Instruction:
Copy each line below that includes "preview".

Input material:
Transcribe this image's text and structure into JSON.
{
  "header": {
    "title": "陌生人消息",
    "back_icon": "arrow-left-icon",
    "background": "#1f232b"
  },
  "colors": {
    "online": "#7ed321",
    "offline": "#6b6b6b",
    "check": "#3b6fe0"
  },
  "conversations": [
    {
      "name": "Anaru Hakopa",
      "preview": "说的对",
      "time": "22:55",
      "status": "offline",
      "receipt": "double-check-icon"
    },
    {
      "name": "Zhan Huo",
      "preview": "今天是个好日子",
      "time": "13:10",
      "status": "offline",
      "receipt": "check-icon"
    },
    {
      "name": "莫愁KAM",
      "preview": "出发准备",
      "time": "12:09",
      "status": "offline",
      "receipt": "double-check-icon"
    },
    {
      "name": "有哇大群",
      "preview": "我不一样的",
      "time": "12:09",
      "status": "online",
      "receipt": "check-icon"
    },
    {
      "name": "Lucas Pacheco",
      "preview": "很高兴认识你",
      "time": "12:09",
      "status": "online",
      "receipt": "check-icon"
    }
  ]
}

Solution for this exercise:
      "preview": "说的对",
      "preview": "今天是个好日子",
      "preview": "出发准备",
      "preview": "我不一样的",
      "preview": "很高兴认识你",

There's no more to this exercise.